━━━━━ Raw data ━━━━━

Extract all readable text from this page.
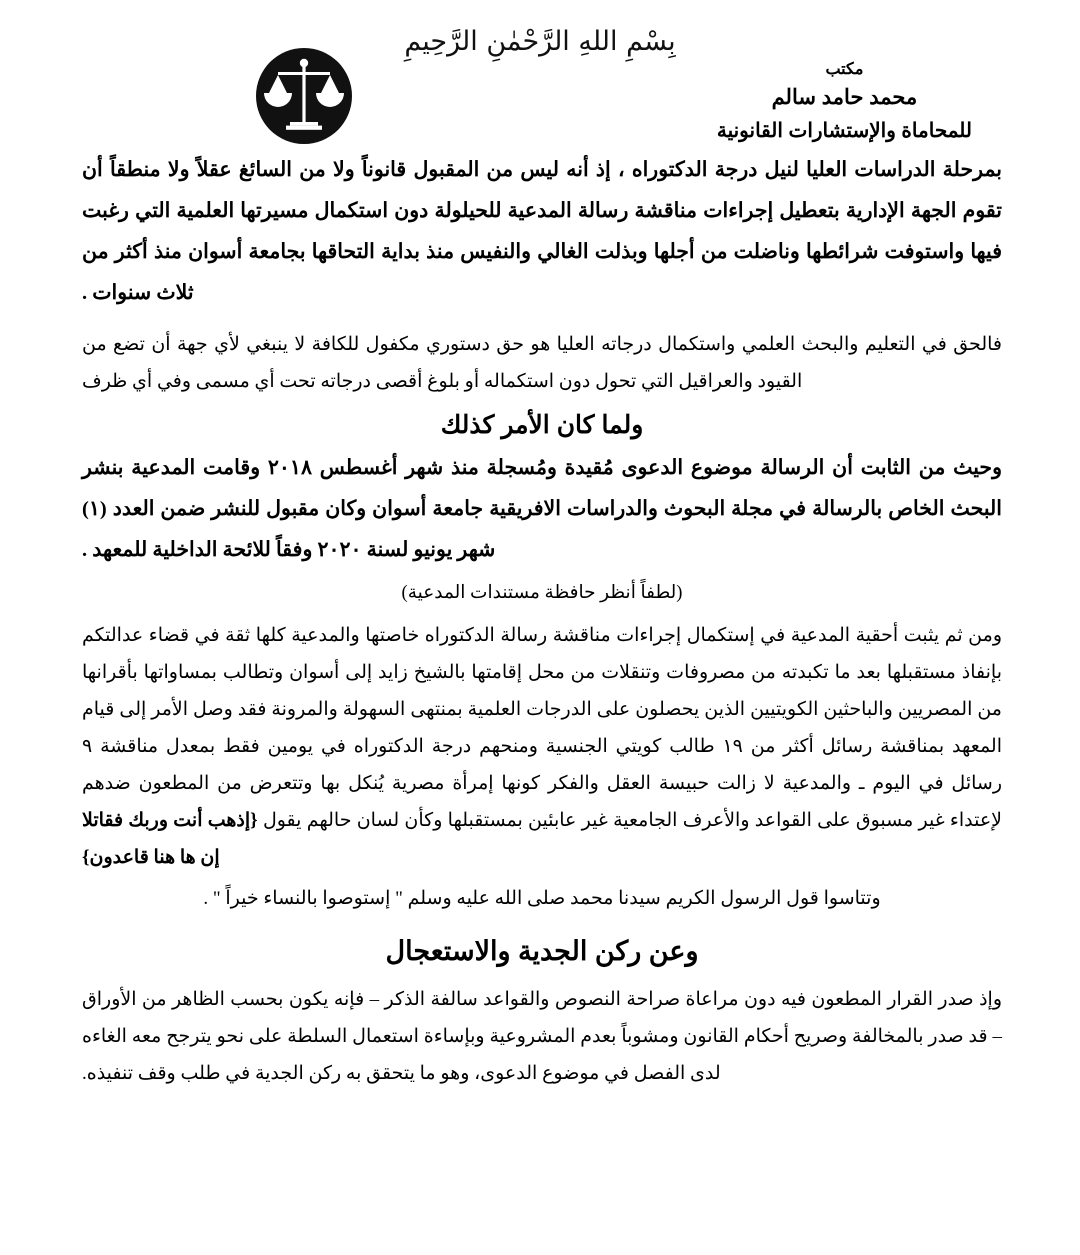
بِسْمِ اللهِ الرَّحْمٰنِ الرَّحِيمِ
مكتب
محمد حامد سالم
للمحاماة والإستشارات القانونية

بمرحلة الدراسات العليا لنيل درجة الدكتوراه ، إذ أنه ليس من المقبول قانوناً ولا من السائغ عقلاً ولا منطقاً أن تقوم الجهة الإدارية بتعطيل إجراءات مناقشة رسالة المدعية للحيلولة دون استكمال مسيرتها العلمية التي رغبت فيها واستوفت شرائطها وناضلت من أجلها وبذلت الغالي والنفيس منذ بداية التحاقها بجامعة أسوان منذ أكثر من ثلاث سنوات .

فالحق في التعليم والبحث العلمي واستكمال درجاته العليا هو حق دستوري مكفول للكافة لا ينبغي لأي جهة أن تضع من القيود والعراقيل التي تحول دون استكماله أو بلوغ أقصى درجاته تحت أي مسمى وفي أي ظرف

ولما كان الأمر كذلك

وحيث من الثابت أن الرسالة موضوع الدعوى مُقيدة ومُسجلة منذ شهر أغسطس ٢٠١٨ وقامت المدعية بنشر البحث الخاص بالرسالة في مجلة البحوث والدراسات الافريقية جامعة أسوان وكان مقبول للنشر ضمن العدد (١) شهر يونيو لسنة ٢٠٢٠ وفقاً للائحة الداخلية للمعهد .

(لطفاً أنظر حافظة مستندات المدعية)

ومن ثم يثبت أحقية المدعية في إستكمال إجراءات مناقشة رسالة الدكتوراه خاصتها والمدعية كلها ثقة في قضاء عدالتكم بإنفاذ مستقبلها بعد ما تكبدته من مصروفات وتنقلات من محل إقامتها بالشيخ زايد إلى أسوان وتطالب بمساواتها بأقرانها من المصريين والباحثين الكويتيين الذين يحصلون على الدرجات العلمية بمنتهى السهولة والمرونة فقد وصل الأمر إلى قيام المعهد بمناقشة رسائل أكثر من ١٩ طالب كويتي الجنسية ومنحهم درجة الدكتوراه في يومين فقط بمعدل مناقشة ٩ رسائل في اليوم ـ والمدعية لا زالت حبيسة العقل والفكر كونها إمرأة مصرية يُنكل بها وتتعرض من المطعون ضدهم لإعتداء غير مسبوق على القواعد والأعرف الجامعية غير عابئين بمستقبلها وكأن لسان حالهم يقول {إذهب أنت وربك فقاتلا إن ها هنا قاعدون}

وتتاسوا قول الرسول الكريم سيدنا محمد صلى الله عليه وسلم " إستوصوا بالنساء خيراً " .

وعن ركن الجدية والاستعجال

وإذ صدر القرار المطعون فيه دون مراعاة صراحة النصوص والقواعد سالفة الذكر – فإنه يكون بحسب الظاهر من الأوراق – قد صدر بالمخالفة وصريح أحكام القانون ومشوباً بعدم المشروعية وبإساءة استعمال السلطة على نحو يترجح معه الغاءه لدى الفصل في موضوع الدعوى، وهو ما يتحقق به ركن الجدية في طلب وقف تنفيذه.
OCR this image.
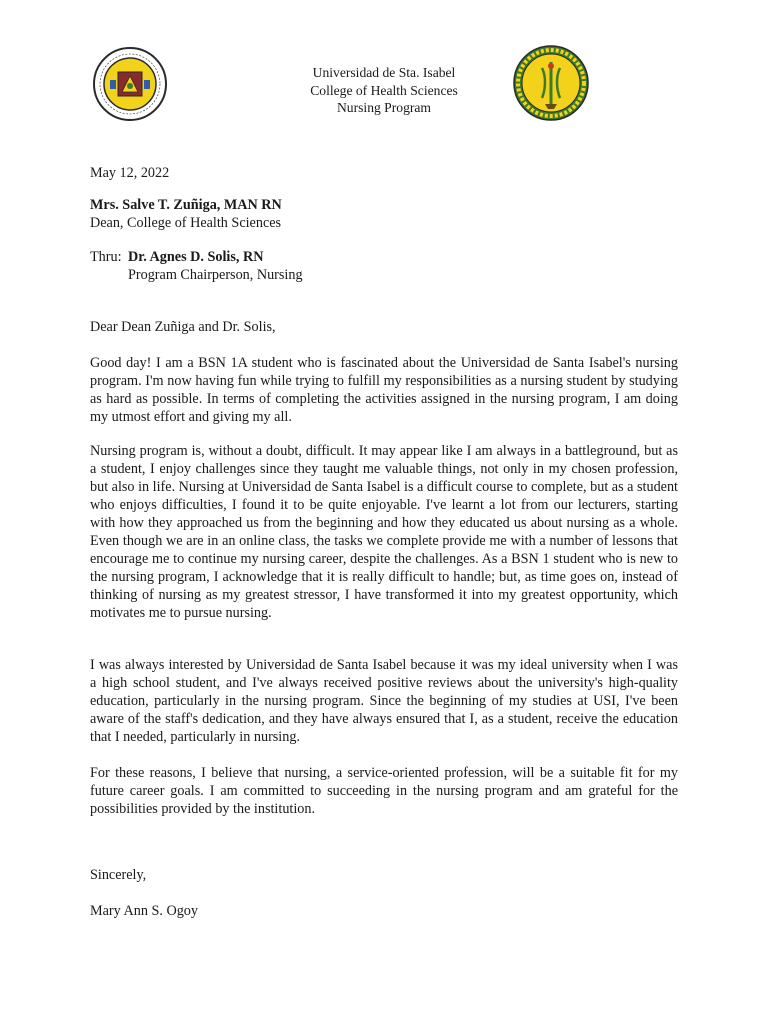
Universidad de Sta. Isabel
College of Health Sciences
Nursing Program
May 12, 2022
Mrs. Salve T. Zuñiga, MAN RN
Dean, College of Health Sciences
Thru: Dr. Agnes D. Solis, RN
Program Chairperson, Nursing
Dear Dean Zuñiga and Dr. Solis,
Good day! I am a BSN 1A student who is fascinated about the Universidad de Santa Isabel's nursing program. I'm now having fun while trying to fulfill my responsibilities as a nursing student by studying as hard as possible. In terms of completing the activities assigned in the nursing program, I am doing my utmost effort and giving my all.
Nursing program is, without a doubt, difficult. It may appear like I am always in a battleground, but as a student, I enjoy challenges since they taught me valuable things, not only in my chosen profession, but also in life. Nursing at Universidad de Santa Isabel is a difficult course to complete, but as a student who enjoys difficulties, I found it to be quite enjoyable. I've learnt a lot from our lecturers, starting with how they approached us from the beginning and how they educated us about nursing as a whole. Even though we are in an online class, the tasks we complete provide me with a number of lessons that encourage me to continue my nursing career, despite the challenges. As a BSN 1 student who is new to the nursing program, I acknowledge that it is really difficult to handle; but, as time goes on, instead of thinking of nursing as my greatest stressor, I have transformed it into my greatest opportunity, which motivates me to pursue nursing.
I was always interested by Universidad de Santa Isabel because it was my ideal university when I was a high school student, and I've always received positive reviews about the university's high-quality education, particularly in the nursing program. Since the beginning of my studies at USI, I've been aware of the staff's dedication, and they have always ensured that I, as a student, receive the education that I needed, particularly in nursing.
For these reasons, I believe that nursing, a service-oriented profession, will be a suitable fit for my future career goals. I am committed to succeeding in the nursing program and am grateful for the possibilities provided by the institution.
Sincerely,
Mary Ann S. Ogoy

━━━━━

#### Task brief
Reproduce the whole listing word for word, setting aside any pictures.

#### Result of this task
Extract all readable text from this page.
بِسْمِ اللهِ الرَّحْمٰنِ الرَّحِيمِ
مكتب
محمد حامد سالم
للمحاماة والإستشارات القانونية

بمرحلة الدراسات العليا لنيل درجة الدكتوراه ، إذ أنه ليس من المقبول قانوناً ولا من السائغ عقلاً ولا منطقاً أن تقوم الجهة الإدارية بتعطيل إجراءات مناقشة رسالة المدعية للحيلولة دون استكمال مسيرتها العلمية التي رغبت فيها واستوفت شرائطها وناضلت من أجلها وبذلت الغالي والنفيس منذ بداية التحاقها بجامعة أسوان منذ أكثر من ثلاث سنوات .

فالحق في التعليم والبحث العلمي واستكمال درجاته العليا هو حق دستوري مكفول للكافة لا ينبغي لأي جهة أن تضع من القيود والعراقيل التي تحول دون استكماله أو بلوغ أقصى درجاته تحت أي مسمى وفي أي ظرف

ولما كان الأمر كذلك

وحيث من الثابت أن الرسالة موضوع الدعوى مُقيدة ومُسجلة منذ شهر أغسطس ٢٠١٨ وقامت المدعية بنشر البحث الخاص بالرسالة في مجلة البحوث والدراسات الافريقية جامعة أسوان وكان مقبول للنشر ضمن العدد (١) شهر يونيو لسنة ٢٠٢٠ وفقاً للائحة الداخلية للمعهد .

(لطفاً أنظر حافظة مستندات المدعية)

ومن ثم يثبت أحقية المدعية في إستكمال إجراءات مناقشة رسالة الدكتوراه خاصتها والمدعية كلها ثقة في قضاء عدالتكم بإنفاذ مستقبلها بعد ما تكبدته من مصروفات وتنقلات من محل إقامتها بالشيخ زايد إلى أسوان وتطالب بمساواتها بأقرانها من المصريين والباحثين الكويتيين الذين يحصلون على الدرجات العلمية بمنتهى السهولة والمرونة فقد وصل الأمر إلى قيام المعهد بمناقشة رسائل أكثر من ١٩ طالب كويتي الجنسية ومنحهم درجة الدكتوراه في يومين فقط بمعدل مناقشة ٩ رسائل في اليوم ـ والمدعية لا زالت حبيسة العقل والفكر كونها إمرأة مصرية يُنكل بها وتتعرض من المطعون ضدهم لإعتداء غير مسبوق على القواعد والأعرف الجامعية غير عابئين بمستقبلها وكأن لسان حالهم يقول {إذهب أنت وربك فقاتلا إن ها هنا قاعدون}

وتتاسوا قول الرسول الكريم سيدنا محمد صلى الله عليه وسلم " إستوصوا بالنساء خيراً " .

وعن ركن الجدية والاستعجال

وإذ صدر القرار المطعون فيه دون مراعاة صراحة النصوص والقواعد سالفة الذكر – فإنه يكون بحسب الظاهر من الأوراق – قد صدر بالمخالفة وصريح أحكام القانون ومشوباً بعدم المشروعية وبإساءة استعمال السلطة على نحو يترجح معه الغاءه لدى الفصل في موضوع الدعوى، وهو ما يتحقق به ركن الجدية في طلب وقف تنفيذه.
OCR this image.
Universidad de Sta. Isabel
College of Health Sciences
Nursing Program
May 12, 2022
Mrs. Salve T. Zuñiga, MAN RN
Dean, College of Health Sciences
Thru: Dr. Agnes D. Solis, RN
Program Chairperson, Nursing
Dear Dean Zuñiga and Dr. Solis,
Good day! I am a BSN 1A student who is fascinated about the Universidad de Santa Isabel's nursing program. I'm now having fun while trying to fulfill my responsibilities as a nursing student by studying as hard as possible. In terms of completing the activities assigned in the nursing program, I am doing my utmost effort and giving my all.
Nursing program is, without a doubt, difficult. It may appear like I am always in a battleground, but as a student, I enjoy challenges since they taught me valuable things, not only in my chosen profession, but also in life. Nursing at Universidad de Santa Isabel is a difficult course to complete, but as a student who enjoys difficulties, I found it to be quite enjoyable. I've learnt a lot from our lecturers, starting with how they approached us from the beginning and how they educated us about nursing as a whole. Even though we are in an online class, the tasks we complete provide me with a number of lessons that encourage me to continue my nursing career, despite the challenges. As a BSN 1 student who is new to the nursing program, I acknowledge that it is really difficult to handle; but, as time goes on, instead of thinking of nursing as my greatest stressor, I have transformed it into my greatest opportunity, which motivates me to pursue nursing.
I was always interested by Universidad de Santa Isabel because it was my ideal university when I was a high school student, and I've always received positive reviews about the university's high-quality education, particularly in the nursing program. Since the beginning of my studies at USI, I've been aware of the staff's dedication, and they have always ensured that I, as a student, receive the education that I needed, particularly in nursing.
For these reasons, I believe that nursing, a service-oriented profession, will be a suitable fit for my future career goals. I am committed to succeeding in the nursing program and am grateful for the possibilities provided by the institution.
Sincerely,
Mary Ann S. Ogoy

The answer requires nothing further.